Every record below should be printed exactly as given.

-- START EXCERPTED RECORDS --

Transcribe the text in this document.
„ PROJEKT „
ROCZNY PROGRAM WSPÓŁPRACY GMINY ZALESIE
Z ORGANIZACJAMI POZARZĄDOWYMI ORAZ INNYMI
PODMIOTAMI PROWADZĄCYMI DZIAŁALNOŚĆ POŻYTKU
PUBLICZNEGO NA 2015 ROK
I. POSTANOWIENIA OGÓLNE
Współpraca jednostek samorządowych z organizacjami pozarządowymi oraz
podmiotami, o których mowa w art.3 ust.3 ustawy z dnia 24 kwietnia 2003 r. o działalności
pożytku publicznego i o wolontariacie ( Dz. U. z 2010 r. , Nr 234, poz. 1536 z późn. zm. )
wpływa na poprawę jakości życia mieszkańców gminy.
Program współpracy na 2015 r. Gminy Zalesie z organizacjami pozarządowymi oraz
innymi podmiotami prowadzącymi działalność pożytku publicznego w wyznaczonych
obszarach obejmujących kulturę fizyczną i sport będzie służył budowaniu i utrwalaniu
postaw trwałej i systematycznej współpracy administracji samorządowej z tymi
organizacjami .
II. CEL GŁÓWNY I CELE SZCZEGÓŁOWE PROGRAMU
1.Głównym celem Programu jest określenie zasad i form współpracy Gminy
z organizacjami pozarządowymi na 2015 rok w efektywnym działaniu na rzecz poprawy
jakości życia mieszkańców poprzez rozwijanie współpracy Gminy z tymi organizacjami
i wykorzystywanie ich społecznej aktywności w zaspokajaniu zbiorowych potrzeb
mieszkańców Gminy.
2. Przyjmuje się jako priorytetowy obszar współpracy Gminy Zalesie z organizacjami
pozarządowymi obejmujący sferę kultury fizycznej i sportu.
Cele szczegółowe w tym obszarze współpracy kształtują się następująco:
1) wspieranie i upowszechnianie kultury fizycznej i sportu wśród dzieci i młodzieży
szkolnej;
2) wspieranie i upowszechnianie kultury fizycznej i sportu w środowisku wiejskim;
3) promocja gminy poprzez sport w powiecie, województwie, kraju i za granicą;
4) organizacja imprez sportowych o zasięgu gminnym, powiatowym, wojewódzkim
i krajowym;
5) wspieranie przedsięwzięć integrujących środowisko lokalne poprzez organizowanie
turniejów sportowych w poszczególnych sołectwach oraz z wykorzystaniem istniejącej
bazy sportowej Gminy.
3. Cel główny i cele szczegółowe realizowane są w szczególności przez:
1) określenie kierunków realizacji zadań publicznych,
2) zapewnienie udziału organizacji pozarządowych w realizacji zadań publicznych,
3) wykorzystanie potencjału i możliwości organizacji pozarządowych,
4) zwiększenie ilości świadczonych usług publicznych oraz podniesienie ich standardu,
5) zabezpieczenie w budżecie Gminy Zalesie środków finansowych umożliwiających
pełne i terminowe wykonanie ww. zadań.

-- END EXCERPTED RECORDS --

TASK RESPONSE -
Transcribe the text in this document.
„ PROJEKT „
ROCZNY PROGRAM WSPÓŁPRACY GMINY ZALESIE
Z ORGANIZACJAMI POZARZĄDOWYMI ORAZ INNYMI
PODMIOTAMI PROWADZĄCYMI DZIAŁALNOŚĆ POŻYTKU
PUBLICZNEGO NA 2015 ROK
I. POSTANOWIENIA OGÓLNE
Współpraca jednostek samorządowych z organizacjami pozarządowymi oraz
podmiotami, o których mowa w art.3 ust.3 ustawy z dnia 24 kwietnia 2003 r. o działalności
pożytku publicznego i o wolontariacie ( Dz. U. z 2010 r. , Nr 234, poz. 1536 z późn. zm. )
wpływa na poprawę jakości życia mieszkańców gminy.
Program współpracy na 2015 r. Gminy Zalesie z organizacjami pozarządowymi oraz
innymi podmiotami prowadzącymi działalność pożytku publicznego w wyznaczonych
obszarach obejmujących kulturę fizyczną i sport będzie służył budowaniu i utrwalaniu
postaw trwałej i systematycznej współpracy administracji samorządowej z tymi
organizacjami .
II. CEL GŁÓWNY I CELE SZCZEGÓŁOWE PROGRAMU
1.Głównym celem Programu jest określenie zasad i form współpracy Gminy
z organizacjami pozarządowymi na 2015 rok w efektywnym działaniu na rzecz poprawy
jakości życia mieszkańców poprzez rozwijanie współpracy Gminy z tymi organizacjami
i wykorzystywanie ich społecznej aktywności w zaspokajaniu zbiorowych potrzeb
mieszkańców Gminy.
2. Przyjmuje się jako priorytetowy obszar współpracy Gminy Zalesie z organizacjami
pozarządowymi obejmujący sferę kultury fizycznej i sportu.
Cele szczegółowe w tym obszarze współpracy kształtują się następująco:
1) wspieranie i upowszechnianie kultury fizycznej i sportu wśród dzieci i młodzieży
szkolnej;
2) wspieranie i upowszechnianie kultury fizycznej i sportu w środowisku wiejskim;
3) promocja gminy poprzez sport w powiecie, województwie, kraju i za granicą;
4) organizacja imprez sportowych o zasięgu gminnym, powiatowym, wojewódzkim
i krajowym;
5) wspieranie przedsięwzięć integrujących środowisko lokalne poprzez organizowanie
turniejów sportowych w poszczególnych sołectwach oraz z wykorzystaniem istniejącej
bazy sportowej Gminy.
3. Cel główny i cele szczegółowe realizowane są w szczególności przez:
1) określenie kierunków realizacji zadań publicznych,
2) zapewnienie udziału organizacji pozarządowych w realizacji zadań publicznych,
3) wykorzystanie potencjału i możliwości organizacji pozarządowych,
4) zwiększenie ilości świadczonych usług publicznych oraz podniesienie ich standardu,
5) zabezpieczenie w budżecie Gminy Zalesie środków finansowych umożliwiających
pełne i terminowe wykonanie ww. zadań.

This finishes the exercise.